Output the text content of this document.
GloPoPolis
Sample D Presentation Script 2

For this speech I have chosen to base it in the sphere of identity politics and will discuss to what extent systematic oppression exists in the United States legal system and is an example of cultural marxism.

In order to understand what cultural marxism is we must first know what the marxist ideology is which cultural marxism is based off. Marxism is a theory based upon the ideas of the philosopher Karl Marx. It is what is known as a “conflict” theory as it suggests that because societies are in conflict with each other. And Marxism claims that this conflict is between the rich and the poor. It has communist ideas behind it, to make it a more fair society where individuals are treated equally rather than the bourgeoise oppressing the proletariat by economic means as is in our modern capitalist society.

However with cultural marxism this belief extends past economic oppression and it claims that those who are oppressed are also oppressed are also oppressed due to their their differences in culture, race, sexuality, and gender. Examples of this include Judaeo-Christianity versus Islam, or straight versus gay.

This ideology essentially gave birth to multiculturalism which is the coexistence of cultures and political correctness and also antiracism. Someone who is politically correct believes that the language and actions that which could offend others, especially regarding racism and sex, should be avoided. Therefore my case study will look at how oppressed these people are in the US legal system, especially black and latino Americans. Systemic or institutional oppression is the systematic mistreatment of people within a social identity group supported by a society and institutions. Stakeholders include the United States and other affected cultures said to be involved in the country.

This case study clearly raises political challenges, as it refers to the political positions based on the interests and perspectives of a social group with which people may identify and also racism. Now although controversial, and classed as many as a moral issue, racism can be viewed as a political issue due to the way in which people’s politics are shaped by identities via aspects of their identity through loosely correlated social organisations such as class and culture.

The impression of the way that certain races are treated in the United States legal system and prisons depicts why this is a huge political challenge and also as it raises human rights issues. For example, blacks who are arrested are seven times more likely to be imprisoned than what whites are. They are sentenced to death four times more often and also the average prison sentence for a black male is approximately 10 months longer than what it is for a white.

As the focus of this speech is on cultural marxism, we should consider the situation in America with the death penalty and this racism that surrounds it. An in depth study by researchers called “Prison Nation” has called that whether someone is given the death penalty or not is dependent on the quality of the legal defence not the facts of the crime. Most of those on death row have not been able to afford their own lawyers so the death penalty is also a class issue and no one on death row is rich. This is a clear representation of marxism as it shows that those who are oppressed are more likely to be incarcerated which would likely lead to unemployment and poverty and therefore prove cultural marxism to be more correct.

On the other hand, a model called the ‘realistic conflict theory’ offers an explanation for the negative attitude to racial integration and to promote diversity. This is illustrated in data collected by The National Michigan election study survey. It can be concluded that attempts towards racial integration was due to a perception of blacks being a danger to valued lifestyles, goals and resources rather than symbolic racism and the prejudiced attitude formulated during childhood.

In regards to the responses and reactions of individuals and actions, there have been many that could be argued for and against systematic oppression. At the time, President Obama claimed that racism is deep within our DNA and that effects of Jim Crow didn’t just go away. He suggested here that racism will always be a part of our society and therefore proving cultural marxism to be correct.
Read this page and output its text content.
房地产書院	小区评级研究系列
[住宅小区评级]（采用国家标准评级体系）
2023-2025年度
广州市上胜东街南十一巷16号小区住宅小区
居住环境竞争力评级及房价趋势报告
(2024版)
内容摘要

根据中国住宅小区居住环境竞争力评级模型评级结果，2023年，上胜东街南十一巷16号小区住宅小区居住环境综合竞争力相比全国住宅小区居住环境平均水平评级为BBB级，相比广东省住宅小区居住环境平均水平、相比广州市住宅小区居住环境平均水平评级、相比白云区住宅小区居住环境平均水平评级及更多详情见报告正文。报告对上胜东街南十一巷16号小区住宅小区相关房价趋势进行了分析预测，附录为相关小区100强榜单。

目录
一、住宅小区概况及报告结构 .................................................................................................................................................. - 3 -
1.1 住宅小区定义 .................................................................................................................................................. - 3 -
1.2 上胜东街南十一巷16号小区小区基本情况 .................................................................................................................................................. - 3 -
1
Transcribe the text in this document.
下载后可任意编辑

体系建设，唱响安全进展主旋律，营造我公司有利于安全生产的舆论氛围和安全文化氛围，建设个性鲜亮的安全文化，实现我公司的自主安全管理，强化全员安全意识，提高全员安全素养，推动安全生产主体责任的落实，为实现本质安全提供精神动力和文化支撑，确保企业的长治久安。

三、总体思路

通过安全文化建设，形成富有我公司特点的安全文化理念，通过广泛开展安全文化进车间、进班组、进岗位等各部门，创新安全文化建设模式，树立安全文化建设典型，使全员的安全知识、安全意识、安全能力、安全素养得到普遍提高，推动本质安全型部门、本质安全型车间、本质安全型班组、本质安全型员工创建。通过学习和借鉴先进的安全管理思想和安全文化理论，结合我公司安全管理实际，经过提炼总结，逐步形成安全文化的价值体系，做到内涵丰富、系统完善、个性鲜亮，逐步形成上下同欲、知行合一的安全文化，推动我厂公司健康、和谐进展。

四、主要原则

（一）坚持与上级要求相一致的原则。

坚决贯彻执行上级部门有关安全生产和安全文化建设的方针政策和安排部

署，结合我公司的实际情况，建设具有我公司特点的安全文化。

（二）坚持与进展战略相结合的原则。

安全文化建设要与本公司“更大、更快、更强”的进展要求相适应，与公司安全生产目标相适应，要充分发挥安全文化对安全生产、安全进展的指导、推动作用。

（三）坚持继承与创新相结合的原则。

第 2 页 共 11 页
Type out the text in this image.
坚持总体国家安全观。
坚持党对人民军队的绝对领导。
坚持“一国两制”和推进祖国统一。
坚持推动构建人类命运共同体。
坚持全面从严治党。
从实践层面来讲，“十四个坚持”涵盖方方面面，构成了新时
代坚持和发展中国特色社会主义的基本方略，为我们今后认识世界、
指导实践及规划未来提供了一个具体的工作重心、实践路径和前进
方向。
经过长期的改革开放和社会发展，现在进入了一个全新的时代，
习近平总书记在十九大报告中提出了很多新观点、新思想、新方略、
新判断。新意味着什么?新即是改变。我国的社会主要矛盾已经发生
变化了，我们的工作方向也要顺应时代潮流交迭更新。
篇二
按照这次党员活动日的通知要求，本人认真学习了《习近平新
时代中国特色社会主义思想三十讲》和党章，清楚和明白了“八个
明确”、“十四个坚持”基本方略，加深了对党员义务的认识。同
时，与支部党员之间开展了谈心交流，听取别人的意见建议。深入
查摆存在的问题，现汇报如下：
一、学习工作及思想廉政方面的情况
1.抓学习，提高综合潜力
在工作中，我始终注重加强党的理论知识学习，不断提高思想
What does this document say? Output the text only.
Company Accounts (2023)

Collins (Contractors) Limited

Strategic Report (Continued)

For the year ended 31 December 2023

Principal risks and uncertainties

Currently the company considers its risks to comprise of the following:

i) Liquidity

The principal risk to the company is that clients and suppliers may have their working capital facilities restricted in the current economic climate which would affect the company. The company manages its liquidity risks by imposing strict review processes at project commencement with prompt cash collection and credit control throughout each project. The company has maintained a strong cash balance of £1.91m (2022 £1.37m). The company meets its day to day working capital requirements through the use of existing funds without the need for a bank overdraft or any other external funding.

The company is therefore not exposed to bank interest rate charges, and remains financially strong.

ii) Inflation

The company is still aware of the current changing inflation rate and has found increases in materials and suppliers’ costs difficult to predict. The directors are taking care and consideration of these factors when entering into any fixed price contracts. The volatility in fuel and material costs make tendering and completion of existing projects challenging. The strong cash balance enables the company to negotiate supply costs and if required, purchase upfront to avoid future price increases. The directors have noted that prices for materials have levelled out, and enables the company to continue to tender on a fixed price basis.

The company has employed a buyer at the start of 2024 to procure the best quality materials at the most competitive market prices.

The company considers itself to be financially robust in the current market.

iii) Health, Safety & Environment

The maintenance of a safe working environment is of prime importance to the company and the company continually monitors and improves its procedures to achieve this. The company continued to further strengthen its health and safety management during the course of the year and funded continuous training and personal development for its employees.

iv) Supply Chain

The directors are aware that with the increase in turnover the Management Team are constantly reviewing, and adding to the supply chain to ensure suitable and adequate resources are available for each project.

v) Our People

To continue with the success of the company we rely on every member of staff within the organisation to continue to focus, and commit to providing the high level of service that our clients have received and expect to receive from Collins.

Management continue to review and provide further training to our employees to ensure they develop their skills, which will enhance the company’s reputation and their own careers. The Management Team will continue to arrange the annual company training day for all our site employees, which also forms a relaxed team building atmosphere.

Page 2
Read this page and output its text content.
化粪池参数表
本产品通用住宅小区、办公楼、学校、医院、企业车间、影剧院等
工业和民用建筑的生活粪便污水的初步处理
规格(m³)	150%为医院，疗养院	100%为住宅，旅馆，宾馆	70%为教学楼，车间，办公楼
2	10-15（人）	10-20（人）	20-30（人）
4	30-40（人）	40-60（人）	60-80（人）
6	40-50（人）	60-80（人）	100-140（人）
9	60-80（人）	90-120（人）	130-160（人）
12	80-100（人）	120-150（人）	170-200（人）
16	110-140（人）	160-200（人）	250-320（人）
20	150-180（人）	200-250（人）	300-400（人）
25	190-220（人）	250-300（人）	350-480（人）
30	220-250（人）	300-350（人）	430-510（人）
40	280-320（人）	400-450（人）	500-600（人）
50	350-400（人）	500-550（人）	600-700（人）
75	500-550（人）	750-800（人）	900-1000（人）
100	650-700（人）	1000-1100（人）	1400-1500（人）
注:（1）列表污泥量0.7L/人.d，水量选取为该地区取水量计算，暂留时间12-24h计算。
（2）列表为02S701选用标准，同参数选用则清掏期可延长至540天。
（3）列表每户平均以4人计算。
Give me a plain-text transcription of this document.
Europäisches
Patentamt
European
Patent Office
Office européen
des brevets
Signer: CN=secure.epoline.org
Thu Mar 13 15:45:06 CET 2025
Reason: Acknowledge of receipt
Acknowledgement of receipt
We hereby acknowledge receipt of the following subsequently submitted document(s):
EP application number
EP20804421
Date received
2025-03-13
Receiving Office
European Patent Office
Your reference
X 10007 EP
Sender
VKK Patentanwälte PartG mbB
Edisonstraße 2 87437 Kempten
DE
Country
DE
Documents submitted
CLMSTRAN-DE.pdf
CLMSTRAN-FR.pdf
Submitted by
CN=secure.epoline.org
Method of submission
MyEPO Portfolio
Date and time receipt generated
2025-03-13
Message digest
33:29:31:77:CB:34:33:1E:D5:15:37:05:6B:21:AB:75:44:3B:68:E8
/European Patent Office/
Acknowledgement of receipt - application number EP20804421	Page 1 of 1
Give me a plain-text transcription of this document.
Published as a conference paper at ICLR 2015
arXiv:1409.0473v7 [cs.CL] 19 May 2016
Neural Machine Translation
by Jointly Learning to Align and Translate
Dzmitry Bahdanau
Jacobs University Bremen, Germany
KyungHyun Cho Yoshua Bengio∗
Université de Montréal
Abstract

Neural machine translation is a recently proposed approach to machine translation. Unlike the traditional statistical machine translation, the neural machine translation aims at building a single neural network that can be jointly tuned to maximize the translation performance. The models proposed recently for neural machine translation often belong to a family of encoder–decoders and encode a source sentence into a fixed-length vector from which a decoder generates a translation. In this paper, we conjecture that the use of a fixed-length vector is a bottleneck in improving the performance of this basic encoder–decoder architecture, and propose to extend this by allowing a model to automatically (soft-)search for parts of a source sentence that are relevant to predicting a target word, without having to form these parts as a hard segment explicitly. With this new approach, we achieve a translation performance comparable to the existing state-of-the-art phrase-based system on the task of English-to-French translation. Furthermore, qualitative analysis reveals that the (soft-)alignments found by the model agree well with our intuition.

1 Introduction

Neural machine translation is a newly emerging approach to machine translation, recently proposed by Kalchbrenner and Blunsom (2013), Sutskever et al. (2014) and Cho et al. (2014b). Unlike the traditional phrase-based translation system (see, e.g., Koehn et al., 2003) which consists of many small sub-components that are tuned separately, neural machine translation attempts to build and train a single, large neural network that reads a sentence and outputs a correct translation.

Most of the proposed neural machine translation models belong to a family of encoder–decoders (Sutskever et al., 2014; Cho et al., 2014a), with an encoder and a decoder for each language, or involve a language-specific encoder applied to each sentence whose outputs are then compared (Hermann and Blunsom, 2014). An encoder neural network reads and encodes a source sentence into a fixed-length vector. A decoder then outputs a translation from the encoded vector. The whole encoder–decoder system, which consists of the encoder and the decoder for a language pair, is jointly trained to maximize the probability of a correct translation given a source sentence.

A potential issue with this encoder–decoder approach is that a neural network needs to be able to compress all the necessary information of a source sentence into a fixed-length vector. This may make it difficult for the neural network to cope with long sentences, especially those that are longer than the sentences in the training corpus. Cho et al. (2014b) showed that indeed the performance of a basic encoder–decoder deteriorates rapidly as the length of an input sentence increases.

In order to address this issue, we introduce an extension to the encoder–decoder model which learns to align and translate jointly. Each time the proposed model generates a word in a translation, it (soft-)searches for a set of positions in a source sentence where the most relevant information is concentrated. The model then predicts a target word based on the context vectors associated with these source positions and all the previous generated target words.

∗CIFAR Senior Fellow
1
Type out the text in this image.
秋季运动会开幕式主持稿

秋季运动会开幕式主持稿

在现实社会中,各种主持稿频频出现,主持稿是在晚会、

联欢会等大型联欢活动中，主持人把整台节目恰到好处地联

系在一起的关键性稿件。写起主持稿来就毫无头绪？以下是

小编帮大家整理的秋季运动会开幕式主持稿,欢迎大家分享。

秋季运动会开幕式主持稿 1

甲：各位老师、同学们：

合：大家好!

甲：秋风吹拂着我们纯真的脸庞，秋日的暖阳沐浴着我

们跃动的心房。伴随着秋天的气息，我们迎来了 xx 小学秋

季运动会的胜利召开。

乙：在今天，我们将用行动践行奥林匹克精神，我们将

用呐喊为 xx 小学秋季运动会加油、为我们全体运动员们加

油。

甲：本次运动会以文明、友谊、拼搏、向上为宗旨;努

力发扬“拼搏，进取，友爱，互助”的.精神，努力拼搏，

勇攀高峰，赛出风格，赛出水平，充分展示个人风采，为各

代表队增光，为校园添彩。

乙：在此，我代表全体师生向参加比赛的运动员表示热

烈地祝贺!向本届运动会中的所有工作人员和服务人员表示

┄┄┄┄┄┄┄┄┄┄┄┄┄┄┄┄┄┄┄┄

> [Brief]: Examine the records and pull out every line where the string "attempts" occurs.

> [Result for this task]:
On the other hand, a model called the ‘realistic conflict theory’ offers an explanation for the negative attitude to racial integration and to promote diversity. This is illustrated in data collected by The National Michigan election study survey. It can be concluded that attempts towards racial integration was due to a perception of blacks being a danger to valued lifestyles, goals and resources rather than symbolic racism and the prejudiced attitude formulated during childhood.
Neural machine translation is a newly emerging approach to machine translation, recently proposed by Kalchbrenner and Blunsom (2013), Sutskever et al. (2014) and Cho et al. (2014b). Unlike the traditional phrase-based translation system (see, e.g., Koehn et al., 2003) which consists of many small sub-components that are tuned separately, neural machine translation attempts to build and train a single, large neural network that reads a sentence and outputs a correct translation.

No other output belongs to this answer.